- **Requirements**:
Continue the article below about the TNIV Bible revision, picking up right after its last sentence.

That sense of ownership of the NIV by evangelical Protestants explains the
outrage of some conservatives over this new revision, the TNIV.
	
"They are credentialed scholars, but we still think good and godly people
can be influenced, even unwittingly, by cultural influences ... and even
capitulate to a feminist agenda," says Randy Stinson, director of the
Council on Biblical Manhood and Womanhood, based in Louisville, Ky.

Delegates to the Southern Baptist Convention, meeting in June, expressed
"profound disappointment" with the translation and passed a resolution
against its use. "Although it is possible for Bible scholars to disagree
about translation methods ... the TNIV has gone beyond acceptable
translation standards," the resolution stated.
	
TNIV spokesmen defend their new product as linguistically accurate and
doctrinally sound.
	
"There is a growing need to reach today's generation with language they can
understand and relate to," a TNIV statement says.
	
"As English language usage changes, the Scriptures must be presented with
unwavering accuracy in a way that clearly and accurately communicates in
today's language. ... The translators are determined to produce a Bible that
does not include any denominational or regional bias. As such, the scholars
come from not only the United States, but also Great Britain and Canada. To
safeguard the translation from sectarian bias, the group represents a wide
spectrum of denominations."
	
The new revision changes only about 7 percent of the NIV text, and the
sponsors have assembled their own lengthy list of endorsements from
evangelical leaders in the church world. Also, Zondervan will continue to
publish the NIV, which has a nearly 50 percent share of the annual Bible
sales market.
	
Regarding revisions in the New Testament, TNIV sponsors say:
7	Word changes were made to render more precisely the meaning of the
original text and improve accuracy. For example, "Christ" is changed to
"Messiah" when the underlying Greek word functions as a title.

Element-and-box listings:

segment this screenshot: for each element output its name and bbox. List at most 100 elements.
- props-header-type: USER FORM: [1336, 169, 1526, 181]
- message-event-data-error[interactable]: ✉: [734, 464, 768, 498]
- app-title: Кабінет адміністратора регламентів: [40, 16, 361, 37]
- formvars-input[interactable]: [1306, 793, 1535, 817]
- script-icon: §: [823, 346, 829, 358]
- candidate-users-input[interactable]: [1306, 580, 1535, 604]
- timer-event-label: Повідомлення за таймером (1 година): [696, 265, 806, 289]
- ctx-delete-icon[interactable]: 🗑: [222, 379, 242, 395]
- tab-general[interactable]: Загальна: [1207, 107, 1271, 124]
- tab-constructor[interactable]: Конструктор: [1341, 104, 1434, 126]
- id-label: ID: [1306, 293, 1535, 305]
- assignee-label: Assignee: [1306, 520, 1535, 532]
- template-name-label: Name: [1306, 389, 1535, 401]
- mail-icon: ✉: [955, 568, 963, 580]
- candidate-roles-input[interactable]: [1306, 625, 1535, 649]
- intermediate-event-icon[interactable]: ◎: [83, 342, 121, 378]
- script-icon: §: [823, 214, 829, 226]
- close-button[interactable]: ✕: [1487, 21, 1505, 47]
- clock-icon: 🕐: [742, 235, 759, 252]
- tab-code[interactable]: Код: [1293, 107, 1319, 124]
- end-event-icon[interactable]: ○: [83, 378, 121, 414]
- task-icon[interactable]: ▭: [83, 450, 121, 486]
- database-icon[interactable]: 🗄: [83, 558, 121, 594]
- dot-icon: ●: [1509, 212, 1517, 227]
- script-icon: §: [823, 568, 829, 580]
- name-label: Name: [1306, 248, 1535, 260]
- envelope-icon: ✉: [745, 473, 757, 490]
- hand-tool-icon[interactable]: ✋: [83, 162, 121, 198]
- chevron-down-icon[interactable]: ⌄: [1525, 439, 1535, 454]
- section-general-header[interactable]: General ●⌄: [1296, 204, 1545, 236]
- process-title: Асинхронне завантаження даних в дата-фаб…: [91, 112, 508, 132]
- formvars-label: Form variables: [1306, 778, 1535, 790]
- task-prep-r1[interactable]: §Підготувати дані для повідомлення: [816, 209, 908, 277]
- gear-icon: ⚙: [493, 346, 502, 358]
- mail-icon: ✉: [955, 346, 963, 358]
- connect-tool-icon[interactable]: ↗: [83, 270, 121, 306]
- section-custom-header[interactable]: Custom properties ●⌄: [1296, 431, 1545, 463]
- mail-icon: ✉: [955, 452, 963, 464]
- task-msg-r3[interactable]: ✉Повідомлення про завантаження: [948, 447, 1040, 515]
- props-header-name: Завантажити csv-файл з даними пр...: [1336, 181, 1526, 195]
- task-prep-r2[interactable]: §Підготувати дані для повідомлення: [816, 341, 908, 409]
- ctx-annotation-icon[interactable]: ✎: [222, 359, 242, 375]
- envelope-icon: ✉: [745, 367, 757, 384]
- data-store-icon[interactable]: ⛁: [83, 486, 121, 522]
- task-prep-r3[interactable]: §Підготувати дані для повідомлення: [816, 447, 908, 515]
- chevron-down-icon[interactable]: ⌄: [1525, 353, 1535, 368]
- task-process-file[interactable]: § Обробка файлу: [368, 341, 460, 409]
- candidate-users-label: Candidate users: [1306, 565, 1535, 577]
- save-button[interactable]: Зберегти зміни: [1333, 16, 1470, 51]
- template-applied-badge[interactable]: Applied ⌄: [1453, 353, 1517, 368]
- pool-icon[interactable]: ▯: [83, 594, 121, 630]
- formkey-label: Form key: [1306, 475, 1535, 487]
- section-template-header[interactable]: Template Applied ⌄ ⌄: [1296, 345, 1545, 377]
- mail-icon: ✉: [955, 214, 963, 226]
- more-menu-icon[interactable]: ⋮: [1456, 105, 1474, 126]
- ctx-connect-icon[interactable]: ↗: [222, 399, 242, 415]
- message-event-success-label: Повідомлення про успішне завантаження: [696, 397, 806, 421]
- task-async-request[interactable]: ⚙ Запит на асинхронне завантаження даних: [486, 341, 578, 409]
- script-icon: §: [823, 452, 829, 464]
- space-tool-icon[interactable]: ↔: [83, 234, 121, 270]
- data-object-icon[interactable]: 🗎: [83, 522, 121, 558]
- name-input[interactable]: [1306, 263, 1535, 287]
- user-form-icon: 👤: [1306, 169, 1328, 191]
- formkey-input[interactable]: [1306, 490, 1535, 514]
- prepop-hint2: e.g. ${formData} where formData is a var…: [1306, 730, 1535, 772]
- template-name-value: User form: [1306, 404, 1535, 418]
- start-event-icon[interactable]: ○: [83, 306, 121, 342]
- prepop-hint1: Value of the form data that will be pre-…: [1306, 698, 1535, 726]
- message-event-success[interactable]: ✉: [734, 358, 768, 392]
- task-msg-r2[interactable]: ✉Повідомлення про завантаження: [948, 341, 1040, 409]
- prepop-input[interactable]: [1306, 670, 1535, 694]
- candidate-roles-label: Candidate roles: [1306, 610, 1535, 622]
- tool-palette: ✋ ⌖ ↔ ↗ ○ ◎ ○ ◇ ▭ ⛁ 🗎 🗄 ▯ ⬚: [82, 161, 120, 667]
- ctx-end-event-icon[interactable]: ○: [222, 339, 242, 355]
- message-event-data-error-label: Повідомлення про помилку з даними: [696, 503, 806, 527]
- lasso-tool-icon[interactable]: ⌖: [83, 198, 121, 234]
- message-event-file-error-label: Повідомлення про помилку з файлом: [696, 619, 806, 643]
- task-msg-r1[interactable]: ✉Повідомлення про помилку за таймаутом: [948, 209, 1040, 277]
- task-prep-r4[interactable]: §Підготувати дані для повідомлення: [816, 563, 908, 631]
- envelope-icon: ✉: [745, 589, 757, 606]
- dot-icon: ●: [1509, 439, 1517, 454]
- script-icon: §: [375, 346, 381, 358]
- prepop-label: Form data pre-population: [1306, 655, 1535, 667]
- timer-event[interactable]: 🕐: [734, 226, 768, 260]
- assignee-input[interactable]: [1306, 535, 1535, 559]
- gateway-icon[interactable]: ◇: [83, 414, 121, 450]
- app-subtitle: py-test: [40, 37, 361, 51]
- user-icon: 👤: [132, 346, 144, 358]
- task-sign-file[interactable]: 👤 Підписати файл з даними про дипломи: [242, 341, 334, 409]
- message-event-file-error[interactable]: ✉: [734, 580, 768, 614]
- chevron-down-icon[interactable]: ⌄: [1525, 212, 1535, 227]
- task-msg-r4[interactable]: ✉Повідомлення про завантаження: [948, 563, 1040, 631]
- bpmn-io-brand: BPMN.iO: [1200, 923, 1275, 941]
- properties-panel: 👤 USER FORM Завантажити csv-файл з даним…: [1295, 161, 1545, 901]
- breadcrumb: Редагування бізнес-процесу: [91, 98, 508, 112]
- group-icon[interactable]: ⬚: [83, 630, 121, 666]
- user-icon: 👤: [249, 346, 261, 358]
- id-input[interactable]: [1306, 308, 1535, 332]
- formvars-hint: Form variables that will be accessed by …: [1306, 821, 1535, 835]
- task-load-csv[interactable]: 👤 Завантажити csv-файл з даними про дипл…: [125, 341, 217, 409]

- **Reply**:
7	References to "the Jews" are described more specifically, such as
"the Jews there" or "the Jewish leaders," when the context indicates a more
precise group of people.
7	Mary is said to be "pregnant" rather than "with child," reflecting
language more commonly used today.
7	Generic language is changed where the meaning of the text was
intended to include both men and women. "Sons of God" becomes "children of
God," and "brothers" becomes "brothers and sisters."
7	The TNIV sometimes uses a generic plural pronoun in the place of a
masculine singular pronoun, making it more consistent with contemporary
English practice.
7	The TNIV retains male terminology, as present in the original text,
for all references to God without exception.
7	More than 70 percent of the changes made were not related to gender,
TNIV sponsors say.

On its Web site, the Council on Biblical Manhood and Womanhood gives various
examples of what it called mistranslations. One example: In the TNIV,
Revelation 3:20 says, "I will come and eat with them, and they with me."

The council complains about the use of "them" and "they" in the new
translation: "The removal of 'him' and 'he' completely drains the passage of
the individual nature of the relationship between a person and Christ."

Controversy nothing new

The NIV's custodians have been on the hot seat before. Five years ago,
controversy flared up over proposed NIV revisions, a debate so furious that
translators at that time backed down because of evangelical opposition to a
gender-inclusive Bible.

Meanwhile, defenders of the new TNIV take comfort in noting that the King
James Version itself, produced in 1611, took decades to win acceptance from
the lay English public. Even the pilgrims who arrived on these shores in the
1620s refused to pack it for the journey.

"History tells us that nearly every new translation is controversial in the
beginning, but then usually goes on to serve a useful purpose," a TNIV
statement says.

"The passion with which people from all sides are responding to the (TNIV)
is part of the normal discourse in updating translations for the next
generation. Perhaps the most classic example is the furor that broke out in
1611 over the King James Version. People were outraged that the older
English translations would be supplanted. Nine years after its publication,
the Pilgrims still refused to take copies of the KJV on board the Mayflower,
the Geneva Bible being their version of choice for the Plymouth Colony."

# # #

*Waddle, former religion editor of The Tennessean newspaper, is a writer
based in Nashville.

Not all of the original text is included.